What you have to do: Reproduce all entries precisely, down to the last character.

Material for this exercise:
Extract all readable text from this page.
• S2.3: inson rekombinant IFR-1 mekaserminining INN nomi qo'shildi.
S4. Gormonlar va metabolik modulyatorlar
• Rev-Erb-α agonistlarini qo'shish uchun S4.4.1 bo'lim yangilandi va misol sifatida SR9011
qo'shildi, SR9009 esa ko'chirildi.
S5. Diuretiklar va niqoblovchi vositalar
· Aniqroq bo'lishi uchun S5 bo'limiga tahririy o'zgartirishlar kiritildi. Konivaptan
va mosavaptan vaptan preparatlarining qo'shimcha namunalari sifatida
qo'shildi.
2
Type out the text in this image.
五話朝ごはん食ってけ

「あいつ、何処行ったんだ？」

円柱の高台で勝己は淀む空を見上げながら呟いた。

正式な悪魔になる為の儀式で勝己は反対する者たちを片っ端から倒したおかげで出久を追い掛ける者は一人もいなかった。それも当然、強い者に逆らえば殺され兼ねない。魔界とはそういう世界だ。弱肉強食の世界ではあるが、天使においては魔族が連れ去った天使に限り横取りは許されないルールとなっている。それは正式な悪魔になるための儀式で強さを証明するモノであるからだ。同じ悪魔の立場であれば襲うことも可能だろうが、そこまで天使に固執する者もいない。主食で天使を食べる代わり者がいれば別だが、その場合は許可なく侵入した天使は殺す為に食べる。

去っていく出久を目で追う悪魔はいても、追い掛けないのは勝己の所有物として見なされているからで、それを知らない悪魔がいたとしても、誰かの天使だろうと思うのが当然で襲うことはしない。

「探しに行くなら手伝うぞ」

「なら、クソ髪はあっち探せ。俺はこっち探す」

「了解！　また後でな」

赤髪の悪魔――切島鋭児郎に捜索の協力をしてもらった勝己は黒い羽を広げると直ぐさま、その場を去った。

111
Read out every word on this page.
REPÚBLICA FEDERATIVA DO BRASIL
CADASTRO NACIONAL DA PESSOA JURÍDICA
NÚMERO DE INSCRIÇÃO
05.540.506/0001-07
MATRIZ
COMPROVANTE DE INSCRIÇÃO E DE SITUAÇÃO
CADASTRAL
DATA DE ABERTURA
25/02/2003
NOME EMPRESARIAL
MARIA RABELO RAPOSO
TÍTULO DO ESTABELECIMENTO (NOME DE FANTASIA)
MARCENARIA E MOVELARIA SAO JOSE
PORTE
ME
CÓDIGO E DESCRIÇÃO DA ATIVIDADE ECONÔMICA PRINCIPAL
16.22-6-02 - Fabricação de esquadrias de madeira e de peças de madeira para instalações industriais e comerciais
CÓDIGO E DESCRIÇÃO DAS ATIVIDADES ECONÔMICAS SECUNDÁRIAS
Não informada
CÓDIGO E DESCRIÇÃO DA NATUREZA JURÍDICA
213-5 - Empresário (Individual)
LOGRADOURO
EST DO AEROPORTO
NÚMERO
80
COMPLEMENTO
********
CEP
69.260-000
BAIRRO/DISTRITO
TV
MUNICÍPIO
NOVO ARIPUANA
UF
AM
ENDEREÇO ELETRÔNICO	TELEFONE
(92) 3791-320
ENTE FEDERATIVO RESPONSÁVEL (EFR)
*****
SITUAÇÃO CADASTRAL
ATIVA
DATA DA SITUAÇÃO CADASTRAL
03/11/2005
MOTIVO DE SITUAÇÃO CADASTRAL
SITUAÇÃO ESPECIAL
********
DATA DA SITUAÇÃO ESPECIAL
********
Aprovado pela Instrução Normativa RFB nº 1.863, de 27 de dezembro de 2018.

Written response:
Extract all readable text from this page.
• S2.3: inson rekombinant IFR-1 mekaserminining INN nomi qo'shildi.
S4. Gormonlar va metabolik modulyatorlar
• Rev-Erb-α agonistlarini qo'shish uchun S4.4.1 bo'lim yangilandi va misol sifatida SR9011
qo'shildi, SR9009 esa ko'chirildi.
S5. Diuretiklar va niqoblovchi vositalar
· Aniqroq bo'lishi uchun S5 bo'limiga tahririy o'zgartirishlar kiritildi. Konivaptan
va mosavaptan vaptan preparatlarining qo'shimcha namunalari sifatida
qo'shildi.
2
Type out the text in this image.
五話朝ごはん食ってけ

「あいつ、何処行ったんだ？」

円柱の高台で勝己は淀む空を見上げながら呟いた。

正式な悪魔になる為の儀式で勝己は反対する者たちを片っ端から倒したおかげで出久を追い掛ける者は一人もいなかった。それも当然、強い者に逆らえば殺され兼ねない。魔界とはそういう世界だ。弱肉強食の世界ではあるが、天使においては魔族が連れ去った天使に限り横取りは許されないルールとなっている。それは正式な悪魔になるための儀式で強さを証明するモノであるからだ。同じ悪魔の立場であれば襲うことも可能だろうが、そこまで天使に固執する者もいない。主食で天使を食べる代わり者がいれば別だが、その場合は許可なく侵入した天使は殺す為に食べる。

去っていく出久を目で追う悪魔はいても、追い掛けないのは勝己の所有物として見なされているからで、それを知らない悪魔がいたとしても、誰かの天使だろうと思うのが当然で襲うことはしない。

「探しに行くなら手伝うぞ」

「なら、クソ髪はあっち探せ。俺はこっち探す」

「了解！　また後でな」

赤髪の悪魔――切島鋭児郎に捜索の協力をしてもらった勝己は黒い羽を広げると直ぐさま、その場を去った。

111
Read out every word on this page.
REPÚBLICA FEDERATIVA DO BRASIL
CADASTRO NACIONAL DA PESSOA JURÍDICA
NÚMERO DE INSCRIÇÃO
05.540.506/0001-07
MATRIZ
COMPROVANTE DE INSCRIÇÃO E DE SITUAÇÃO
CADASTRAL
DATA DE ABERTURA
25/02/2003
NOME EMPRESARIAL
MARIA RABELO RAPOSO
TÍTULO DO ESTABELECIMENTO (NOME DE FANTASIA)
MARCENARIA E MOVELARIA SAO JOSE
PORTE
ME
CÓDIGO E DESCRIÇÃO DA ATIVIDADE ECONÔMICA PRINCIPAL
16.22-6-02 - Fabricação de esquadrias de madeira e de peças de madeira para instalações industriais e comerciais
CÓDIGO E DESCRIÇÃO DAS ATIVIDADES ECONÔMICAS SECUNDÁRIAS
Não informada
CÓDIGO E DESCRIÇÃO DA NATUREZA JURÍDICA
213-5 - Empresário (Individual)
LOGRADOURO
EST DO AEROPORTO
NÚMERO
80
COMPLEMENTO
********
CEP
69.260-000
BAIRRO/DISTRITO
TV
MUNICÍPIO
NOVO ARIPUANA
UF
AM
ENDEREÇO ELETRÔNICO	TELEFONE
(92) 3791-320
ENTE FEDERATIVO RESPONSÁVEL (EFR)
*****
SITUAÇÃO CADASTRAL
ATIVA
DATA DA SITUAÇÃO CADASTRAL
03/11/2005
MOTIVO DE SITUAÇÃO CADASTRAL
SITUAÇÃO ESPECIAL
********
DATA DA SITUAÇÃO ESPECIAL
********
Aprovado pela Instrução Normativa RFB nº 1.863, de 27 de dezembro de 2018.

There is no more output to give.